SET TASK -
In the entries below, find the lines with the word "JSON" and copy them.

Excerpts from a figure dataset

______

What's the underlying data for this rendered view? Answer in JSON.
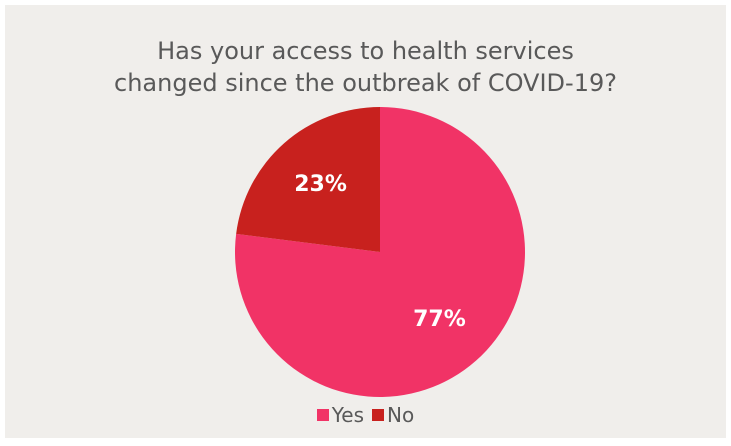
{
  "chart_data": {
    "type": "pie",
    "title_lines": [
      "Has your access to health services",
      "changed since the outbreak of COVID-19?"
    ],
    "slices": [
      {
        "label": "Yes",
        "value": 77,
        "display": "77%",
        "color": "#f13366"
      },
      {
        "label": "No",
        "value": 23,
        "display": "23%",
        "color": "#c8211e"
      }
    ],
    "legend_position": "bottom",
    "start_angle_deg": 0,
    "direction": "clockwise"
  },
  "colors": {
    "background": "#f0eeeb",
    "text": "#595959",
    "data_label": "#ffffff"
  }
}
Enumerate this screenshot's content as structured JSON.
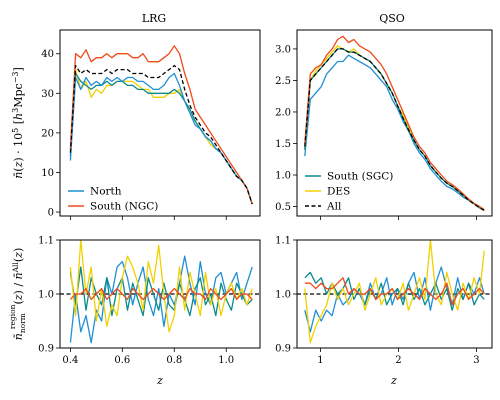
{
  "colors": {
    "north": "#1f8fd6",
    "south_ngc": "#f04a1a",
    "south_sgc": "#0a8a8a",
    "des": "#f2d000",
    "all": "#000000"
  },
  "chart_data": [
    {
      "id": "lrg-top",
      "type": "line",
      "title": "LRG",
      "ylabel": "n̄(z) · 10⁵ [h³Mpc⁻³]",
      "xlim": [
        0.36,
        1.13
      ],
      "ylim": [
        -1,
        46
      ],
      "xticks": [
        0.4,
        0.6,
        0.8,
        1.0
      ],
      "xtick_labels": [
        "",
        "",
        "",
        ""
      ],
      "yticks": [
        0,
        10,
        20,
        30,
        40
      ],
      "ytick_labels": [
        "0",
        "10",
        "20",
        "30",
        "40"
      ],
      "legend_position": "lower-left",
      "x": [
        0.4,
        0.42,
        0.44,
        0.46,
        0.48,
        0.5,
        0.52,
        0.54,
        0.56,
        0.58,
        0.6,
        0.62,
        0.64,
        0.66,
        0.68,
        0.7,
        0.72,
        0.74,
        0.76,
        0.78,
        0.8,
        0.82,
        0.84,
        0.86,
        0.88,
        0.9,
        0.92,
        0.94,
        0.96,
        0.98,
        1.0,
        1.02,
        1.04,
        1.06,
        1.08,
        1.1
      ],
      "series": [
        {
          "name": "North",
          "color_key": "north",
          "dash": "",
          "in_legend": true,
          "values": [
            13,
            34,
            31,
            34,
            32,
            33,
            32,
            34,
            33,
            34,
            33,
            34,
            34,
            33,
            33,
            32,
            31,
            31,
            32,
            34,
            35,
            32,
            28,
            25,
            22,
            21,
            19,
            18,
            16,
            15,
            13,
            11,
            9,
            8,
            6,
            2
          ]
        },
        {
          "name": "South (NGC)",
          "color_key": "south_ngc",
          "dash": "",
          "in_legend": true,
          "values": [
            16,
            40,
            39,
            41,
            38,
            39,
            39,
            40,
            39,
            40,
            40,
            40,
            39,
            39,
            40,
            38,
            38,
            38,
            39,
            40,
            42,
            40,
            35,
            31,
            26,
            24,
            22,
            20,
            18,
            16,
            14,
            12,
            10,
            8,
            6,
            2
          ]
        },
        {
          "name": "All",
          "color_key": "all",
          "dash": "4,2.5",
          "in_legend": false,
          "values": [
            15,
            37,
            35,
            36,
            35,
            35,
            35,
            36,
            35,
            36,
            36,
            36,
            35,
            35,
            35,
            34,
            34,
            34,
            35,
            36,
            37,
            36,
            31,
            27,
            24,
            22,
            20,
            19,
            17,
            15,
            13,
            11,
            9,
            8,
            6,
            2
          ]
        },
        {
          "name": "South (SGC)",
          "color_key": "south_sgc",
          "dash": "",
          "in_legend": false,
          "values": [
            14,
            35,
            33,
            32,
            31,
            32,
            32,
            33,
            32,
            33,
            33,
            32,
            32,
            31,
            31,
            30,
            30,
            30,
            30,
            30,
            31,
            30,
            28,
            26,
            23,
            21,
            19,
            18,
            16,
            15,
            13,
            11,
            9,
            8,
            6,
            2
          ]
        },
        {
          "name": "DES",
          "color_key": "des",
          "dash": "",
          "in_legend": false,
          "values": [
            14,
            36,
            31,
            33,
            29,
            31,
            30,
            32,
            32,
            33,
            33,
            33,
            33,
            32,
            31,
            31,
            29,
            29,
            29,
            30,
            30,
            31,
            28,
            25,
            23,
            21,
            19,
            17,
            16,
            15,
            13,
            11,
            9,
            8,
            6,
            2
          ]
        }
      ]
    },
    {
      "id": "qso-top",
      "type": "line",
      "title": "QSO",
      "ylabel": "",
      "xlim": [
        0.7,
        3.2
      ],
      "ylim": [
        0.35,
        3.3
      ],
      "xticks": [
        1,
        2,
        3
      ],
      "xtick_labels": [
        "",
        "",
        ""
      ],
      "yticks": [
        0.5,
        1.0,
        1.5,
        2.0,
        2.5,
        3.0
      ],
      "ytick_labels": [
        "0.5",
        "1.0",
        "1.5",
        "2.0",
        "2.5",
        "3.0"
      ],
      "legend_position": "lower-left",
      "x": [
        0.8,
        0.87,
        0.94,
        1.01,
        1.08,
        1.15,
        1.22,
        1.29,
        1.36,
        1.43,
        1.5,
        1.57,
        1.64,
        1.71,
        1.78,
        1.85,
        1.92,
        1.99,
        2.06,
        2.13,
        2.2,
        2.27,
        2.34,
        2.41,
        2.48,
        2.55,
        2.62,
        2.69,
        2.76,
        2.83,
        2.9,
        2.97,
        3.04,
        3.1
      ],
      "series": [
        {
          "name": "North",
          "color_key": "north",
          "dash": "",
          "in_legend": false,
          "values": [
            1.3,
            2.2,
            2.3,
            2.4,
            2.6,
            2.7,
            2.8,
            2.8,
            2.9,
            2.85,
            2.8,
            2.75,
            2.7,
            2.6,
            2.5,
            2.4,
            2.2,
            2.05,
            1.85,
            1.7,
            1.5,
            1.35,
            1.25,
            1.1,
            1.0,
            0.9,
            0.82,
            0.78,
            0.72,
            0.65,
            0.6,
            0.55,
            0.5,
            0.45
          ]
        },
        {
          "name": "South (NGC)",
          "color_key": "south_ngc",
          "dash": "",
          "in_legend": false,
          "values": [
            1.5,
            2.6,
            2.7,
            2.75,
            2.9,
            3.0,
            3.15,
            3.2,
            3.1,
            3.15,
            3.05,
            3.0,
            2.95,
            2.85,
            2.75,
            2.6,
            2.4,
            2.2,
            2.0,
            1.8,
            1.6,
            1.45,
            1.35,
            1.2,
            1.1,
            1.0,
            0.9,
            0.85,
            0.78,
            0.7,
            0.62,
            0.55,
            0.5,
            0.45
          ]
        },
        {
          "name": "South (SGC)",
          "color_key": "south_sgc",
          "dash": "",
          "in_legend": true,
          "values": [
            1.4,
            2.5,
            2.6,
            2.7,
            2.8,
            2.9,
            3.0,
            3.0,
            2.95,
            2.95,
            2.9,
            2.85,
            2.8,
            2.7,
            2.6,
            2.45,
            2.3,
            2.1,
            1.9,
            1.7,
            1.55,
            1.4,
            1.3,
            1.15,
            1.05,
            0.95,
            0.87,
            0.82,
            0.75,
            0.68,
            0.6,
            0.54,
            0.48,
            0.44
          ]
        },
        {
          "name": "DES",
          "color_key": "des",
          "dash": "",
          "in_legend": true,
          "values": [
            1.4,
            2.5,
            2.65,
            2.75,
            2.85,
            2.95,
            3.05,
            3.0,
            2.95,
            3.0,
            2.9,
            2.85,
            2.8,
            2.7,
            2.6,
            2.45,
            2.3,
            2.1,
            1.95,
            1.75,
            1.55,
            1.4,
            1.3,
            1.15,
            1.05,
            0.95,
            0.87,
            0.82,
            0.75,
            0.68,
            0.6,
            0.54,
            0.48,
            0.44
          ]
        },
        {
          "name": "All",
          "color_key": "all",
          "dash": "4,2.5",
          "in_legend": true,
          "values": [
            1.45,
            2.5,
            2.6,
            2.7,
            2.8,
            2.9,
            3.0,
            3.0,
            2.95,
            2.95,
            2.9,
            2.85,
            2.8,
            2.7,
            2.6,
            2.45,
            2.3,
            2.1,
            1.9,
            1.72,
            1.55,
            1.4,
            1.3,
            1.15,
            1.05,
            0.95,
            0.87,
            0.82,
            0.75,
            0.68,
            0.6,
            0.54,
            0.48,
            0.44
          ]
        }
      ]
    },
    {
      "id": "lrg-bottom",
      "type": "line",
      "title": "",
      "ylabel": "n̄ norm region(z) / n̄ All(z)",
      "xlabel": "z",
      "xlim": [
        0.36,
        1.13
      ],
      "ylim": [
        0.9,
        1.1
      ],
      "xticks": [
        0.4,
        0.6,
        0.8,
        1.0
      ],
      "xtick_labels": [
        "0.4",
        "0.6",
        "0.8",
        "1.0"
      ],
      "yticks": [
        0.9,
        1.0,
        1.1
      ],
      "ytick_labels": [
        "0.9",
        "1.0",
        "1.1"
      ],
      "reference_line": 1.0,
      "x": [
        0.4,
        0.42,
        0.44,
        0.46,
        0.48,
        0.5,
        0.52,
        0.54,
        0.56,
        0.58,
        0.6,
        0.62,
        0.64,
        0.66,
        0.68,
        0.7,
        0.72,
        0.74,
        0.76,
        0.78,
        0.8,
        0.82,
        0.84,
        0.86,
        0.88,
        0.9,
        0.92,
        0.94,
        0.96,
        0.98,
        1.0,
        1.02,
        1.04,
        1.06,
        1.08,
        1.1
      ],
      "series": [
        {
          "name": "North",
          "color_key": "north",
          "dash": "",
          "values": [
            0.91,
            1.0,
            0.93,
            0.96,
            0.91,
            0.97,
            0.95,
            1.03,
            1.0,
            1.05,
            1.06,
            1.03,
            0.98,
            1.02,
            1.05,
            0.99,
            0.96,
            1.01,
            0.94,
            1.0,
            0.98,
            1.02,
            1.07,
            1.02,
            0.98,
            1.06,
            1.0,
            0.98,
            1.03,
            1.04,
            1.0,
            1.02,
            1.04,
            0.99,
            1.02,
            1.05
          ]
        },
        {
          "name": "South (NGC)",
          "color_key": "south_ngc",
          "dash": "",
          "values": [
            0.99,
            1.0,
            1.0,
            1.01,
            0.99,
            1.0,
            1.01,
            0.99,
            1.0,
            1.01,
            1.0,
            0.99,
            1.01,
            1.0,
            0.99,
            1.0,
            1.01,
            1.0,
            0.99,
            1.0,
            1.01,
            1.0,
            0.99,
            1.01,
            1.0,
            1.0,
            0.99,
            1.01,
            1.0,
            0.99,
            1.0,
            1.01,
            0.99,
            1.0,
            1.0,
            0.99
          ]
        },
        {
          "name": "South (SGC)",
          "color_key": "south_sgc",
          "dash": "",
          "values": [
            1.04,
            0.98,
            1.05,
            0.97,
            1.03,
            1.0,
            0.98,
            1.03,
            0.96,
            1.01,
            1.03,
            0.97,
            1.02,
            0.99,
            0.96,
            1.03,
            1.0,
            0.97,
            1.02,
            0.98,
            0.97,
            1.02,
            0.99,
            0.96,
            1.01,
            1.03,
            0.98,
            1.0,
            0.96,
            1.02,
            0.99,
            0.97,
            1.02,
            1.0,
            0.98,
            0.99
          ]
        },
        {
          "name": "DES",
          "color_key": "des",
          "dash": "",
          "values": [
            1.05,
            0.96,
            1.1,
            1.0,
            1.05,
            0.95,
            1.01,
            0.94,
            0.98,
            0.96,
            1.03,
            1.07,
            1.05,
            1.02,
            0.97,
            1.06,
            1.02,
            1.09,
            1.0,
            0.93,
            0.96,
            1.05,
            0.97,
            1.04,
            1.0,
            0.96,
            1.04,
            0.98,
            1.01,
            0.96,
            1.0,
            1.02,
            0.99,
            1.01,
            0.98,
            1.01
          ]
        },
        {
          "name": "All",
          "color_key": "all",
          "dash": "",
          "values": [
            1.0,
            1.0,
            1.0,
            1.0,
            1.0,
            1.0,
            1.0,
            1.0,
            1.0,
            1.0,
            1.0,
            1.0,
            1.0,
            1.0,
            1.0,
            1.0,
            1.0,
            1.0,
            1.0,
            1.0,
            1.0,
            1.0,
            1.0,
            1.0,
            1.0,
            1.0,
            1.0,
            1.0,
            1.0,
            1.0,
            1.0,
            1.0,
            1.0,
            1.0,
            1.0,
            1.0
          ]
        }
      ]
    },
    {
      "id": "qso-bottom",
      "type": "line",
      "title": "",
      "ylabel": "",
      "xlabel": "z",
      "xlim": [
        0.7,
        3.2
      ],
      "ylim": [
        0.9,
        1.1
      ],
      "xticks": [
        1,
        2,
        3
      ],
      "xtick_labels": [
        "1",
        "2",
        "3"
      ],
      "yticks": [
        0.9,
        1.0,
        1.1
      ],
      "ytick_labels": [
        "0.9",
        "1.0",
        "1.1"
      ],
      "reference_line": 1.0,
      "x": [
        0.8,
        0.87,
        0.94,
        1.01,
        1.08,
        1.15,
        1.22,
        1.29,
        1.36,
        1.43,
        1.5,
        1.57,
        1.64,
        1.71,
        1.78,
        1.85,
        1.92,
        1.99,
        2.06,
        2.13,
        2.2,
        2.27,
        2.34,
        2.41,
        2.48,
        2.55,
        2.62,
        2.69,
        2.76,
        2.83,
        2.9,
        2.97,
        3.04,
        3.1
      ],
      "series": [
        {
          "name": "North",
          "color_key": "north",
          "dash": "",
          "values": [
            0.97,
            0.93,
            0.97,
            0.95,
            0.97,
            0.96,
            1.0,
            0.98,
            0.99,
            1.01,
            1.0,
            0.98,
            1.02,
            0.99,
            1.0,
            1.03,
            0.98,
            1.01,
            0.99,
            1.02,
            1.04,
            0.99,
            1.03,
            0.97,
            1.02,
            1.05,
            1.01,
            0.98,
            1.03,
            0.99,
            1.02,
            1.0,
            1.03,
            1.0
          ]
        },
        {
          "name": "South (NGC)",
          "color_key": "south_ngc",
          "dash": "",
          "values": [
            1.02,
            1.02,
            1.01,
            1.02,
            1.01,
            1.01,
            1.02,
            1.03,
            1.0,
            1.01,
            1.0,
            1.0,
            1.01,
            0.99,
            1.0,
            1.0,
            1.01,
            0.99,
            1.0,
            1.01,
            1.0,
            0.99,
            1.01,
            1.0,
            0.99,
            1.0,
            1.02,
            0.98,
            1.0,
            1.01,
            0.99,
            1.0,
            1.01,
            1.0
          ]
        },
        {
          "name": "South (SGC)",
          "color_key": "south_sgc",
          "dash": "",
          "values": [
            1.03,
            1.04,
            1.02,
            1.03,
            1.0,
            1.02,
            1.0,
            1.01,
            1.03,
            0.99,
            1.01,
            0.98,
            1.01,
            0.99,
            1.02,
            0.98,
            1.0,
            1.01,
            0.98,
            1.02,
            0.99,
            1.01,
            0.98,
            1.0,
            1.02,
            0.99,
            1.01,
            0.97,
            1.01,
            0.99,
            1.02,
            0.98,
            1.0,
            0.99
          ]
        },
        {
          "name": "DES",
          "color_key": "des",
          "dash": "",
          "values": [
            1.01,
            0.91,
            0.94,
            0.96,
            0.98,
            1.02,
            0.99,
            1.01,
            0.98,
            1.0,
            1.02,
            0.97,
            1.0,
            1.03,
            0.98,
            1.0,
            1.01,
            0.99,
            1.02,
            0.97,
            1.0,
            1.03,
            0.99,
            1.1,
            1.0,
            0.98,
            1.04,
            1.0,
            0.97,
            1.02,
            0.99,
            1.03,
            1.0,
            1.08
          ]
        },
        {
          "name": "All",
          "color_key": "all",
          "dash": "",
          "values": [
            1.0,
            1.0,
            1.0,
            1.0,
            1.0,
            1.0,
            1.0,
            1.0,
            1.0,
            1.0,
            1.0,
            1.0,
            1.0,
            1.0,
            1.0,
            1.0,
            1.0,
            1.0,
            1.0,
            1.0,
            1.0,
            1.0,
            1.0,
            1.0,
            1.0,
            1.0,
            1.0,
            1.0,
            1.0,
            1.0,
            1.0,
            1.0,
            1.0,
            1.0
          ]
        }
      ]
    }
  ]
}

______

RESULT -
What's the underlying data for this rendered view? Answer in JSON.
Enumerate this screenshot's content as structured JSON.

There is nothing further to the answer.